* **Items from a figure collection**
** begin **
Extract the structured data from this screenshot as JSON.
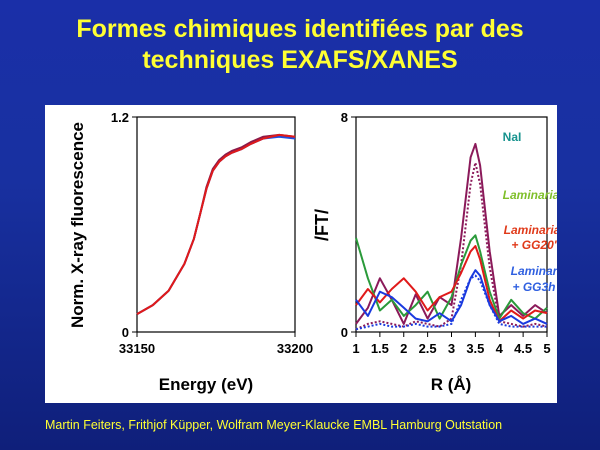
{
  "slide": {
    "title_line1": "Formes chimiques identifiées par des",
    "title_line2": "techniques EXAFS/XANES",
    "footer": "Martin Feiters, Frithjof Küpper, Wolfram Meyer-Klaucke EMBL Hamburg Outstation",
    "title_color": "#ffff33",
    "background_color": "#1a2fa8"
  },
  "chart_data": [
    {
      "type": "line",
      "xlabel": "Energy (eV)",
      "ylabel": "Norm. X-ray fluorescence",
      "xlim": [
        33150,
        33200
      ],
      "ylim": [
        0,
        1.2
      ],
      "x_ticks": [
        "33150",
        "33200"
      ],
      "y_ticks": [
        "0",
        "1.2"
      ],
      "grid": false,
      "series": [
        {
          "color": "#1f4fe0",
          "x": [
            33150,
            33155,
            33160,
            33165,
            33168,
            33170,
            33172,
            33174,
            33176,
            33178,
            33180,
            33183,
            33186,
            33190,
            33195,
            33200
          ],
          "y": [
            0.1,
            0.15,
            0.23,
            0.38,
            0.52,
            0.66,
            0.8,
            0.9,
            0.95,
            0.98,
            1.0,
            1.02,
            1.05,
            1.08,
            1.09,
            1.08
          ]
        },
        {
          "color": "#8b1a4a",
          "x": [
            33150,
            33155,
            33160,
            33165,
            33168,
            33170,
            33172,
            33174,
            33176,
            33178,
            33180,
            33183,
            33186,
            33190,
            33195,
            33200
          ],
          "y": [
            0.1,
            0.15,
            0.23,
            0.38,
            0.52,
            0.66,
            0.81,
            0.91,
            0.96,
            0.99,
            1.01,
            1.03,
            1.06,
            1.09,
            1.1,
            1.09
          ]
        },
        {
          "color": "#e01a1a",
          "x": [
            33150,
            33155,
            33160,
            33165,
            33168,
            33170,
            33172,
            33174,
            33176,
            33178,
            33180,
            33183,
            33186,
            33190,
            33195,
            33200
          ],
          "y": [
            0.1,
            0.15,
            0.23,
            0.38,
            0.52,
            0.66,
            0.8,
            0.9,
            0.95,
            0.98,
            1.0,
            1.02,
            1.05,
            1.08,
            1.1,
            1.09
          ]
        }
      ]
    },
    {
      "type": "line",
      "xlabel": "R (Å)",
      "ylabel": "/FT/",
      "xlim": [
        1,
        5
      ],
      "ylim": [
        0,
        8
      ],
      "x_ticks": [
        "1",
        "1.5",
        "2",
        "2.5",
        "3",
        "3.5",
        "4",
        "4.5",
        "5"
      ],
      "y_ticks": [
        "0",
        "8"
      ],
      "grid": false,
      "legend": [
        {
          "text": "NaI",
          "color": "#17938e"
        },
        {
          "text": "Laminaria",
          "color": "#7fbf2a"
        },
        {
          "text": "Laminaria",
          "color": "#e03a1a"
        },
        {
          "text": "+ GG20'",
          "color": "#e03a1a"
        },
        {
          "text": "Laminaria",
          "color": "#3060e0"
        },
        {
          "text": "+ GG3h",
          "color": "#3060e0"
        }
      ],
      "series": [
        {
          "color": "#8b1a5a",
          "x": [
            1.0,
            1.25,
            1.5,
            1.75,
            2.0,
            2.25,
            2.5,
            2.75,
            3.0,
            3.2,
            3.4,
            3.5,
            3.6,
            3.8,
            4.0,
            4.25,
            4.5,
            4.75,
            5.0
          ],
          "y": [
            0.3,
            0.9,
            2.0,
            1.2,
            0.3,
            1.4,
            0.5,
            1.3,
            1.0,
            3.5,
            6.5,
            7.0,
            6.2,
            3.0,
            0.6,
            1.0,
            0.6,
            1.0,
            0.7
          ]
        },
        {
          "color": "#8b1a5a",
          "dashed": true,
          "x": [
            1.0,
            1.25,
            1.5,
            1.75,
            2.0,
            2.25,
            2.5,
            2.75,
            3.0,
            3.2,
            3.4,
            3.5,
            3.6,
            3.8,
            4.0,
            4.25,
            4.5,
            4.75,
            5.0
          ],
          "y": [
            0.1,
            0.3,
            0.4,
            0.3,
            0.2,
            0.4,
            0.3,
            0.2,
            0.5,
            2.5,
            5.5,
            6.3,
            5.5,
            2.4,
            0.4,
            0.3,
            0.2,
            0.3,
            0.2
          ]
        },
        {
          "color": "#2a9a3a",
          "x": [
            1.0,
            1.25,
            1.5,
            1.75,
            2.0,
            2.25,
            2.5,
            2.75,
            3.0,
            3.2,
            3.4,
            3.5,
            3.6,
            3.8,
            4.0,
            4.25,
            4.5,
            4.75,
            5.0
          ],
          "y": [
            3.5,
            2.0,
            0.8,
            1.2,
            0.6,
            1.0,
            1.5,
            0.5,
            1.3,
            2.5,
            3.4,
            3.6,
            3.0,
            1.5,
            0.5,
            1.2,
            0.7,
            0.5,
            0.9
          ]
        },
        {
          "color": "#e01a1a",
          "x": [
            1.0,
            1.25,
            1.5,
            1.75,
            2.0,
            2.25,
            2.5,
            2.75,
            3.0,
            3.2,
            3.4,
            3.5,
            3.6,
            3.8,
            4.0,
            4.25,
            4.5,
            4.75,
            5.0
          ],
          "y": [
            1.0,
            1.6,
            1.1,
            1.6,
            2.0,
            1.5,
            0.8,
            1.3,
            1.5,
            2.2,
            3.0,
            3.2,
            2.7,
            1.2,
            0.4,
            0.8,
            0.5,
            0.8,
            0.7
          ]
        },
        {
          "color": "#1a3adf",
          "x": [
            1.0,
            1.25,
            1.5,
            1.75,
            2.0,
            2.25,
            2.5,
            2.75,
            3.0,
            3.2,
            3.4,
            3.5,
            3.6,
            3.8,
            4.0,
            4.25,
            4.5,
            4.75,
            5.0
          ],
          "y": [
            1.2,
            0.6,
            1.5,
            1.3,
            0.9,
            0.5,
            0.4,
            0.7,
            0.4,
            1.0,
            2.0,
            2.3,
            2.1,
            1.0,
            0.4,
            0.6,
            0.3,
            0.5,
            0.3
          ]
        },
        {
          "color": "#1a3adf",
          "dashed": true,
          "x": [
            1.0,
            1.25,
            1.5,
            1.75,
            2.0,
            2.25,
            2.5,
            2.75,
            3.0,
            3.2,
            3.4,
            3.5,
            3.6,
            3.8,
            4.0,
            4.25,
            4.5,
            4.75,
            5.0
          ],
          "y": [
            0.1,
            0.2,
            0.3,
            0.2,
            0.2,
            0.3,
            0.2,
            0.2,
            0.3,
            1.2,
            2.0,
            2.1,
            1.9,
            1.0,
            0.3,
            0.2,
            0.2,
            0.2,
            0.2
          ]
        }
      ]
    }
  ]
}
** end **
* **The problem**
Using the records above, output their complete text exactly, minus any images.

* **Correct response**
Extract the structured data from this screenshot as JSON.
{
  "slide": {
    "title_line1": "Formes chimiques identifiées par des",
    "title_line2": "techniques EXAFS/XANES",
    "footer": "Martin Feiters, Frithjof Küpper, Wolfram Meyer-Klaucke EMBL Hamburg Outstation",
    "title_color": "#ffff33",
    "background_color": "#1a2fa8"
  },
  "chart_data": [
    {
      "type": "line",
      "xlabel": "Energy (eV)",
      "ylabel": "Norm. X-ray fluorescence",
      "xlim": [
        33150,
        33200
      ],
      "ylim": [
        0,
        1.2
      ],
      "x_ticks": [
        "33150",
        "33200"
      ],
      "y_ticks": [
        "0",
        "1.2"
      ],
      "grid": false,
      "series": [
        {
          "color": "#1f4fe0",
          "x": [
            33150,
            33155,
            33160,
            33165,
            33168,
            33170,
            33172,
            33174,
            33176,
            33178,
            33180,
            33183,
            33186,
            33190,
            33195,
            33200
          ],
          "y": [
            0.1,
            0.15,
            0.23,
            0.38,
            0.52,
            0.66,
            0.8,
            0.9,
            0.95,
            0.98,
            1.0,
            1.02,
            1.05,
            1.08,
            1.09,
            1.08
          ]
        },
        {
          "color": "#8b1a4a",
          "x": [
            33150,
            33155,
            33160,
            33165,
            33168,
            33170,
            33172,
            33174,
            33176,
            33178,
            33180,
            33183,
            33186,
            33190,
            33195,
            33200
          ],
          "y": [
            0.1,
            0.15,
            0.23,
            0.38,
            0.52,
            0.66,
            0.81,
            0.91,
            0.96,
            0.99,
            1.01,
            1.03,
            1.06,
            1.09,
            1.1,
            1.09
          ]
        },
        {
          "color": "#e01a1a",
          "x": [
            33150,
            33155,
            33160,
            33165,
            33168,
            33170,
            33172,
            33174,
            33176,
            33178,
            33180,
            33183,
            33186,
            33190,
            33195,
            33200
          ],
          "y": [
            0.1,
            0.15,
            0.23,
            0.38,
            0.52,
            0.66,
            0.8,
            0.9,
            0.95,
            0.98,
            1.0,
            1.02,
            1.05,
            1.08,
            1.1,
            1.09
          ]
        }
      ]
    },
    {
      "type": "line",
      "xlabel": "R (Å)",
      "ylabel": "/FT/",
      "xlim": [
        1,
        5
      ],
      "ylim": [
        0,
        8
      ],
      "x_ticks": [
        "1",
        "1.5",
        "2",
        "2.5",
        "3",
        "3.5",
        "4",
        "4.5",
        "5"
      ],
      "y_ticks": [
        "0",
        "8"
      ],
      "grid": false,
      "legend": [
        {
          "text": "NaI",
          "color": "#17938e"
        },
        {
          "text": "Laminaria",
          "color": "#7fbf2a"
        },
        {
          "text": "Laminaria",
          "color": "#e03a1a"
        },
        {
          "text": "+ GG20'",
          "color": "#e03a1a"
        },
        {
          "text": "Laminaria",
          "color": "#3060e0"
        },
        {
          "text": "+ GG3h",
          "color": "#3060e0"
        }
      ],
      "series": [
        {
          "color": "#8b1a5a",
          "x": [
            1.0,
            1.25,
            1.5,
            1.75,
            2.0,
            2.25,
            2.5,
            2.75,
            3.0,
            3.2,
            3.4,
            3.5,
            3.6,
            3.8,
            4.0,
            4.25,
            4.5,
            4.75,
            5.0
          ],
          "y": [
            0.3,
            0.9,
            2.0,
            1.2,
            0.3,
            1.4,
            0.5,
            1.3,
            1.0,
            3.5,
            6.5,
            7.0,
            6.2,
            3.0,
            0.6,
            1.0,
            0.6,
            1.0,
            0.7
          ]
        },
        {
          "color": "#8b1a5a",
          "dashed": true,
          "x": [
            1.0,
            1.25,
            1.5,
            1.75,
            2.0,
            2.25,
            2.5,
            2.75,
            3.0,
            3.2,
            3.4,
            3.5,
            3.6,
            3.8,
            4.0,
            4.25,
            4.5,
            4.75,
            5.0
          ],
          "y": [
            0.1,
            0.3,
            0.4,
            0.3,
            0.2,
            0.4,
            0.3,
            0.2,
            0.5,
            2.5,
            5.5,
            6.3,
            5.5,
            2.4,
            0.4,
            0.3,
            0.2,
            0.3,
            0.2
          ]
        },
        {
          "color": "#2a9a3a",
          "x": [
            1.0,
            1.25,
            1.5,
            1.75,
            2.0,
            2.25,
            2.5,
            2.75,
            3.0,
            3.2,
            3.4,
            3.5,
            3.6,
            3.8,
            4.0,
            4.25,
            4.5,
            4.75,
            5.0
          ],
          "y": [
            3.5,
            2.0,
            0.8,
            1.2,
            0.6,
            1.0,
            1.5,
            0.5,
            1.3,
            2.5,
            3.4,
            3.6,
            3.0,
            1.5,
            0.5,
            1.2,
            0.7,
            0.5,
            0.9
          ]
        },
        {
          "color": "#e01a1a",
          "x": [
            1.0,
            1.25,
            1.5,
            1.75,
            2.0,
            2.25,
            2.5,
            2.75,
            3.0,
            3.2,
            3.4,
            3.5,
            3.6,
            3.8,
            4.0,
            4.25,
            4.5,
            4.75,
            5.0
          ],
          "y": [
            1.0,
            1.6,
            1.1,
            1.6,
            2.0,
            1.5,
            0.8,
            1.3,
            1.5,
            2.2,
            3.0,
            3.2,
            2.7,
            1.2,
            0.4,
            0.8,
            0.5,
            0.8,
            0.7
          ]
        },
        {
          "color": "#1a3adf",
          "x": [
            1.0,
            1.25,
            1.5,
            1.75,
            2.0,
            2.25,
            2.5,
            2.75,
            3.0,
            3.2,
            3.4,
            3.5,
            3.6,
            3.8,
            4.0,
            4.25,
            4.5,
            4.75,
            5.0
          ],
          "y": [
            1.2,
            0.6,
            1.5,
            1.3,
            0.9,
            0.5,
            0.4,
            0.7,
            0.4,
            1.0,
            2.0,
            2.3,
            2.1,
            1.0,
            0.4,
            0.6,
            0.3,
            0.5,
            0.3
          ]
        },
        {
          "color": "#1a3adf",
          "dashed": true,
          "x": [
            1.0,
            1.25,
            1.5,
            1.75,
            2.0,
            2.25,
            2.5,
            2.75,
            3.0,
            3.2,
            3.4,
            3.5,
            3.6,
            3.8,
            4.0,
            4.25,
            4.5,
            4.75,
            5.0
          ],
          "y": [
            0.1,
            0.2,
            0.3,
            0.2,
            0.2,
            0.3,
            0.2,
            0.2,
            0.3,
            1.2,
            2.0,
            2.1,
            1.9,
            1.0,
            0.3,
            0.2,
            0.2,
            0.2,
            0.2
          ]
        }
      ]
    }
  ]
}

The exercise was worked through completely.